▶ Problem to work on
Repeat every line exactly, keeping the pictures out of the copy.

****************

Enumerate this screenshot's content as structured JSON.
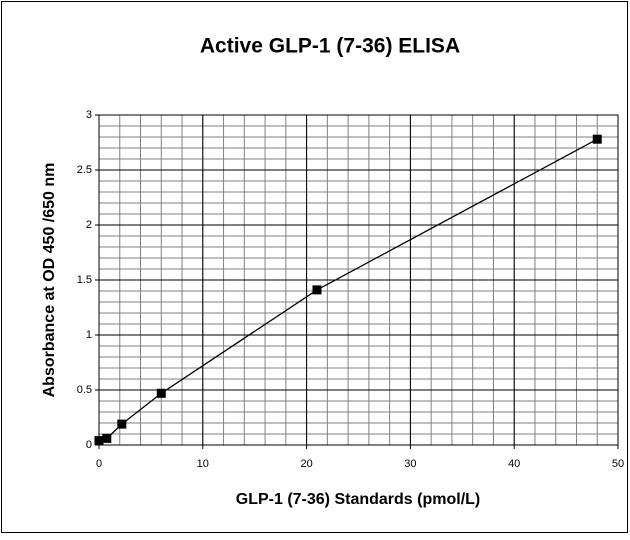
{
  "chart_data": {
    "type": "scatter",
    "title": "Active GLP-1 (7-36) ELISA",
    "x_label": "GLP-1 (7-36) Standards (pmol/L)",
    "y_label": "Absorbance at OD 450 /650 nm",
    "series": [
      {
        "color": "#000000",
        "x": [
          0,
          0.75,
          2.2,
          6,
          21,
          48
        ],
        "values": [
          0.04,
          0.06,
          0.19,
          0.47,
          1.41,
          2.78
        ]
      }
    ],
    "xlim": [
      0,
      50
    ],
    "xticks": [
      0,
      10,
      20,
      30,
      40,
      50
    ],
    "ylim": [
      0,
      3
    ],
    "yticks": [
      0,
      0.5,
      1,
      1.5,
      2,
      2.5,
      3
    ],
    "grid": true,
    "minor_grid": {
      "x": 2,
      "y": 0.1
    },
    "line": true
  }
}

****************

▶ Solution for this exercise
Enumerate this screenshot's content as structured JSON.
{
  "chart_data": {
    "type": "scatter",
    "title": "Active GLP-1 (7-36) ELISA",
    "x_label": "GLP-1 (7-36) Standards (pmol/L)",
    "y_label": "Absorbance at OD 450 /650 nm",
    "series": [
      {
        "color": "#000000",
        "x": [
          0,
          0.75,
          2.2,
          6,
          21,
          48
        ],
        "values": [
          0.04,
          0.06,
          0.19,
          0.47,
          1.41,
          2.78
        ]
      }
    ],
    "xlim": [
      0,
      50
    ],
    "xticks": [
      0,
      10,
      20,
      30,
      40,
      50
    ],
    "ylim": [
      0,
      3
    ],
    "yticks": [
      0,
      0.5,
      1,
      1.5,
      2,
      2.5,
      3
    ],
    "grid": true,
    "minor_grid": {
      "x": 2,
      "y": 0.1
    },
    "line": true
  }
}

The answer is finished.